### AIM OF THE EXERCISE
Copy out the lines that include the word "control".

⟨

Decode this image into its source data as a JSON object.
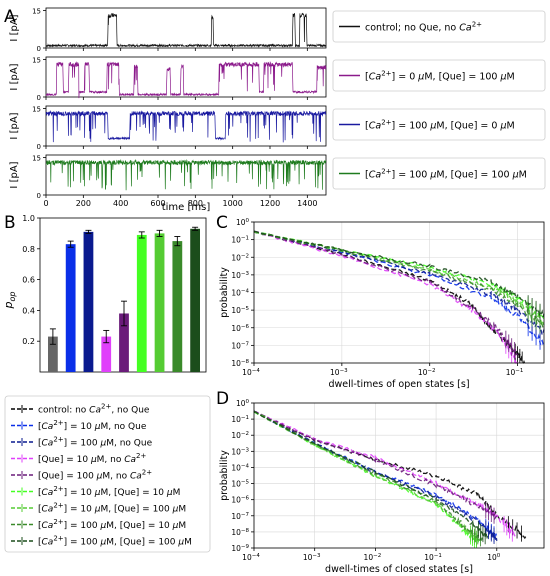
{
  "panels": {
    "A": "A",
    "B": "B",
    "C": "C",
    "D": "D"
  },
  "chart_data": [
    {
      "id": "A",
      "type": "line",
      "xlabel": "time [ms]",
      "xlim": [
        0,
        1500
      ],
      "xticks": [
        0,
        200,
        400,
        600,
        800,
        1000,
        1200,
        1400
      ],
      "ylabel": "I [pA]",
      "ylim": [
        0,
        16
      ],
      "yticks": [
        0,
        15
      ],
      "traces": [
        {
          "legend_html": "control; no Que, no <tspan font-style=\"italic\">Ca</tspan><tspan font-size=\"7\" dy=\"-4\">2+</tspan>",
          "color": "#111111",
          "segments": [
            [
              0,
              1
            ],
            [
              330,
              1
            ],
            [
              333,
              13
            ],
            [
              378,
              13
            ],
            [
              381,
              1
            ],
            [
              885,
              1
            ],
            [
              887,
              12
            ],
            [
              895,
              12
            ],
            [
              898,
              1
            ],
            [
              1320,
              1
            ],
            [
              1323,
              13
            ],
            [
              1333,
              13
            ],
            [
              1336,
              1
            ],
            [
              1358,
              1
            ],
            [
              1360,
              13
            ],
            [
              1395,
              13
            ],
            [
              1398,
              1
            ],
            [
              1500,
              1
            ]
          ]
        },
        {
          "legend_html": "[<tspan font-style=\"italic\">Ca</tspan><tspan font-size=\"7\" dy=\"-4\">2+</tspan><tspan dy=\"4\">] = 0 </tspan><tspan font-style=\"italic\">μ</tspan>M, [Que] = 100 <tspan font-style=\"italic\">μ</tspan>M",
          "color": "#8B1A8B",
          "segments": [
            [
              0,
              1
            ],
            [
              55,
              1
            ],
            [
              58,
              13
            ],
            [
              90,
              13
            ],
            [
              93,
              2
            ],
            [
              120,
              2
            ],
            [
              123,
              13
            ],
            [
              175,
              13
            ],
            [
              178,
              2
            ],
            [
              205,
              2
            ],
            [
              208,
              13
            ],
            [
              230,
              13
            ],
            [
              233,
              2
            ],
            [
              325,
              2
            ],
            [
              328,
              13
            ],
            [
              390,
              13
            ],
            [
              393,
              1
            ],
            [
              470,
              1
            ],
            [
              473,
              12
            ],
            [
              490,
              12
            ],
            [
              493,
              1
            ],
            [
              645,
              1
            ],
            [
              648,
              11
            ],
            [
              665,
              11
            ],
            [
              668,
              1
            ],
            [
              720,
              1
            ],
            [
              723,
              12
            ],
            [
              735,
              12
            ],
            [
              738,
              1
            ],
            [
              925,
              1
            ],
            [
              928,
              13
            ],
            [
              1140,
              13
            ],
            [
              1143,
              2
            ],
            [
              1165,
              2
            ],
            [
              1168,
              13
            ],
            [
              1320,
              13
            ],
            [
              1323,
              2
            ],
            [
              1450,
              2
            ],
            [
              1453,
              12
            ],
            [
              1500,
              12
            ]
          ]
        },
        {
          "legend_html": "[<tspan font-style=\"italic\">Ca</tspan><tspan font-size=\"7\" dy=\"-4\">2+</tspan><tspan dy=\"4\">] = 100 </tspan><tspan font-style=\"italic\">μ</tspan>M, [Que] = 0 <tspan font-style=\"italic\">μ</tspan>M",
          "color": "#1A1AA0",
          "segments": [
            [
              0,
              13
            ],
            [
              330,
              13
            ],
            [
              333,
              3
            ],
            [
              448,
              3
            ],
            [
              451,
              13
            ],
            [
              905,
              13
            ],
            [
              908,
              3
            ],
            [
              960,
              3
            ],
            [
              963,
              13
            ],
            [
              1500,
              13
            ]
          ]
        },
        {
          "legend_html": "[<tspan font-style=\"italic\">Ca</tspan><tspan font-size=\"7\" dy=\"-4\">2+</tspan><tspan dy=\"4\">] = 100 </tspan><tspan font-style=\"italic\">μ</tspan>M, [Que] = 100 <tspan font-style=\"italic\">μ</tspan>M",
          "color": "#1E7B1E",
          "segments": [
            [
              0,
              13
            ],
            [
              1500,
              13
            ]
          ]
        }
      ]
    },
    {
      "id": "B",
      "type": "bar",
      "ylabel_html": "<tspan font-style=\"italic\">p</tspan><tspan font-style=\"italic\" font-size=\"8\" dy=\"3\">op</tspan>",
      "ylim": [
        0,
        1.0
      ],
      "yticks": [
        0.2,
        0.4,
        0.6,
        0.8,
        1.0
      ],
      "values": [
        0.23,
        0.83,
        0.91,
        0.23,
        0.38,
        0.89,
        0.9,
        0.85,
        0.93
      ],
      "errors": [
        0.05,
        0.02,
        0.01,
        0.04,
        0.08,
        0.02,
        0.02,
        0.03,
        0.01
      ],
      "colors": [
        "#666666",
        "#0A2FE8",
        "#0A1A8F",
        "#E040FB",
        "#6A1B7A",
        "#44FF22",
        "#55CC33",
        "#3A8A2A",
        "#1B4D1B"
      ]
    },
    {
      "id": "C",
      "type": "line",
      "xscale": "log",
      "yscale": "log",
      "xlabel": "dwell-times of open states [s]",
      "ylabel": "probability",
      "xlim": [
        0.0001,
        0.2
      ],
      "ylim": [
        1e-08,
        1
      ],
      "xticks": [
        -4,
        -3,
        -2,
        -1
      ],
      "yticks": [
        -8,
        -7,
        -6,
        -5,
        -4,
        -3,
        -2,
        -1,
        0
      ],
      "series": [
        {
          "color": "#000000",
          "points": [
            [
              0.0001,
              0.28
            ],
            [
              0.001,
              0.015
            ],
            [
              0.01,
              0.0005
            ],
            [
              0.03,
              2e-05
            ],
            [
              0.05,
              1e-06
            ],
            [
              0.08,
              1e-07
            ],
            [
              0.12,
              1e-08
            ]
          ]
        },
        {
          "color": "#0A2FE8",
          "points": [
            [
              0.0001,
              0.28
            ],
            [
              0.001,
              0.02
            ],
            [
              0.01,
              0.001
            ],
            [
              0.05,
              5e-05
            ],
            [
              0.1,
              5e-06
            ],
            [
              0.2,
              1e-07
            ]
          ]
        },
        {
          "color": "#0A1A8F",
          "points": [
            [
              0.0001,
              0.28
            ],
            [
              0.001,
              0.02
            ],
            [
              0.01,
              0.0012
            ],
            [
              0.05,
              8e-05
            ],
            [
              0.1,
              1e-05
            ],
            [
              0.2,
              5e-07
            ]
          ]
        },
        {
          "color": "#E040FB",
          "points": [
            [
              0.0001,
              0.28
            ],
            [
              0.001,
              0.012
            ],
            [
              0.01,
              0.0003
            ],
            [
              0.03,
              1e-05
            ],
            [
              0.06,
              5e-07
            ],
            [
              0.1,
              1e-08
            ]
          ]
        },
        {
          "color": "#6A1B7A",
          "points": [
            [
              0.0001,
              0.28
            ],
            [
              0.001,
              0.014
            ],
            [
              0.01,
              0.0004
            ],
            [
              0.03,
              1.5e-05
            ],
            [
              0.06,
              8e-07
            ],
            [
              0.1,
              3e-08
            ]
          ]
        },
        {
          "color": "#44FF22",
          "points": [
            [
              0.0001,
              0.28
            ],
            [
              0.001,
              0.025
            ],
            [
              0.01,
              0.0025
            ],
            [
              0.05,
              0.0003
            ],
            [
              0.1,
              5e-05
            ],
            [
              0.2,
              4e-06
            ]
          ]
        },
        {
          "color": "#55CC33",
          "points": [
            [
              0.0001,
              0.28
            ],
            [
              0.001,
              0.024
            ],
            [
              0.01,
              0.002
            ],
            [
              0.05,
              0.0002
            ],
            [
              0.1,
              3e-05
            ],
            [
              0.2,
              2e-06
            ]
          ]
        },
        {
          "color": "#3A8A2A",
          "points": [
            [
              0.0001,
              0.28
            ],
            [
              0.001,
              0.023
            ],
            [
              0.01,
              0.0018
            ],
            [
              0.05,
              0.00015
            ],
            [
              0.1,
              2e-05
            ],
            [
              0.2,
              1e-06
            ]
          ]
        },
        {
          "color": "#1B4D1B",
          "points": [
            [
              0.0001,
              0.28
            ],
            [
              0.001,
              0.026
            ],
            [
              0.01,
              0.003
            ],
            [
              0.05,
              0.0004
            ],
            [
              0.1,
              6e-05
            ],
            [
              0.2,
              5e-06
            ]
          ]
        }
      ]
    },
    {
      "id": "D",
      "type": "line",
      "xscale": "log",
      "yscale": "log",
      "xlabel": "dwell-times of closed states [s]",
      "ylabel": "probability",
      "xlim": [
        0.0001,
        6
      ],
      "ylim": [
        1e-09,
        1
      ],
      "xticks": [
        -4,
        -3,
        -2,
        -1,
        0
      ],
      "yticks": [
        -9,
        -8,
        -7,
        -6,
        -5,
        -4,
        -3,
        -2,
        -1,
        0
      ],
      "series": [
        {
          "color": "#000000",
          "points": [
            [
              0.0001,
              0.3
            ],
            [
              0.001,
              0.005
            ],
            [
              0.01,
              0.0003
            ],
            [
              0.1,
              3e-05
            ],
            [
              0.5,
              2e-06
            ],
            [
              1,
              1e-07
            ],
            [
              3,
              5e-09
            ]
          ]
        },
        {
          "color": "#0A2FE8",
          "points": [
            [
              0.0001,
              0.3
            ],
            [
              0.001,
              0.003
            ],
            [
              0.01,
              6e-05
            ],
            [
              0.1,
              2e-06
            ],
            [
              0.5,
              5e-08
            ],
            [
              1,
              5e-09
            ]
          ]
        },
        {
          "color": "#0A1A8F",
          "points": [
            [
              0.0001,
              0.3
            ],
            [
              0.001,
              0.003
            ],
            [
              0.01,
              5e-05
            ],
            [
              0.1,
              1.5e-06
            ],
            [
              0.5,
              4e-08
            ],
            [
              1,
              4e-09
            ]
          ]
        },
        {
          "color": "#E040FB",
          "points": [
            [
              0.0001,
              0.3
            ],
            [
              0.001,
              0.006
            ],
            [
              0.01,
              0.0004
            ],
            [
              0.1,
              1e-05
            ],
            [
              0.5,
              5e-07
            ],
            [
              1,
              1e-07
            ],
            [
              2,
              5e-09
            ]
          ]
        },
        {
          "color": "#6A1B7A",
          "points": [
            [
              0.0001,
              0.3
            ],
            [
              0.001,
              0.005
            ],
            [
              0.01,
              0.0003
            ],
            [
              0.1,
              8e-06
            ],
            [
              0.5,
              4e-07
            ],
            [
              1,
              8e-08
            ]
          ]
        },
        {
          "color": "#44FF22",
          "points": [
            [
              0.0001,
              0.3
            ],
            [
              0.001,
              0.0025
            ],
            [
              0.01,
              3e-05
            ],
            [
              0.1,
              5e-07
            ],
            [
              0.3,
              1e-08
            ],
            [
              0.5,
              2e-09
            ]
          ]
        },
        {
          "color": "#55CC33",
          "points": [
            [
              0.0001,
              0.3
            ],
            [
              0.001,
              0.0025
            ],
            [
              0.01,
              3e-05
            ],
            [
              0.1,
              6e-07
            ],
            [
              0.3,
              1.5e-08
            ],
            [
              0.5,
              3e-09
            ]
          ]
        },
        {
          "color": "#3A8A2A",
          "points": [
            [
              0.0001,
              0.3
            ],
            [
              0.001,
              0.0028
            ],
            [
              0.01,
              4e-05
            ],
            [
              0.1,
              8e-07
            ],
            [
              0.3,
              2e-08
            ],
            [
              0.6,
              3e-09
            ]
          ]
        },
        {
          "color": "#1B4D1B",
          "points": [
            [
              0.0001,
              0.3
            ],
            [
              0.001,
              0.003
            ],
            [
              0.01,
              5e-05
            ],
            [
              0.1,
              1e-06
            ],
            [
              0.4,
              3e-08
            ],
            [
              0.7,
              4e-09
            ]
          ]
        }
      ]
    }
  ],
  "legend_bottom": [
    {
      "label_html": "control: no <tspan font-style=\"italic\">Ca</tspan><tspan font-size=\"7\" dy=\"-4\">2+</tspan><tspan dy=\"4\">, no Que</tspan>",
      "color": "#000000"
    },
    {
      "label_html": "[<tspan font-style=\"italic\">Ca</tspan><tspan font-size=\"7\" dy=\"-4\">2+</tspan><tspan dy=\"4\">] = 10 </tspan><tspan font-style=\"italic\">μ</tspan>M, no Que",
      "color": "#0A2FE8"
    },
    {
      "label_html": "[<tspan font-style=\"italic\">Ca</tspan><tspan font-size=\"7\" dy=\"-4\">2+</tspan><tspan dy=\"4\">] = 100 </tspan><tspan font-style=\"italic\">μ</tspan>M, no Que",
      "color": "#0A1A8F"
    },
    {
      "label_html": "[Que] = 10 <tspan font-style=\"italic\">μ</tspan>M, no <tspan font-style=\"italic\">Ca</tspan><tspan font-size=\"7\" dy=\"-4\">2+</tspan>",
      "color": "#E040FB"
    },
    {
      "label_html": "[Que] = 100 <tspan font-style=\"italic\">μ</tspan>M, no <tspan font-style=\"italic\">Ca</tspan><tspan font-size=\"7\" dy=\"-4\">2+</tspan>",
      "color": "#6A1B7A"
    },
    {
      "label_html": "[<tspan font-style=\"italic\">Ca</tspan><tspan font-size=\"7\" dy=\"-4\">2+</tspan><tspan dy=\"4\">] = 10 </tspan><tspan font-style=\"italic\">μ</tspan>M, [Que] = 10 <tspan font-style=\"italic\">μ</tspan>M",
      "color": "#44FF22"
    },
    {
      "label_html": "[<tspan font-style=\"italic\">Ca</tspan><tspan font-size=\"7\" dy=\"-4\">2+</tspan><tspan dy=\"4\">] = 10 </tspan><tspan font-style=\"italic\">μ</tspan>M, [Que] = 100 <tspan font-style=\"italic\">μ</tspan>M",
      "color": "#55CC33"
    },
    {
      "label_html": "[<tspan font-style=\"italic\">Ca</tspan><tspan font-size=\"7\" dy=\"-4\">2+</tspan><tspan dy=\"4\">] = 100 </tspan><tspan font-style=\"italic\">μ</tspan>M, [Que] = 10 <tspan font-style=\"italic\">μ</tspan>M",
      "color": "#3A8A2A"
    },
    {
      "label_html": "[<tspan font-style=\"italic\">Ca</tspan><tspan font-size=\"7\" dy=\"-4\">2+</tspan><tspan dy=\"4\">] = 100 </tspan><tspan font-style=\"italic\">μ</tspan>M, [Que] = 100 <tspan font-style=\"italic\">μ</tspan>M",
      "color": "#1B4D1B"
    }
  ]
}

⟩

### RESPONSE TO THIS TASK
          "legend_html": "control; no Que, no <tspan font-style=\"italic\">Ca</tspan><tspan font-size=\"7\" dy=\"-4\">2+</tspan>",
      "label_html": "control: no <tspan font-style=\"italic\">Ca</tspan><tspan font-size=\"7\" dy=\"-4\">2+</tspan><tspan dy=\"4\">, no Que</tspan>",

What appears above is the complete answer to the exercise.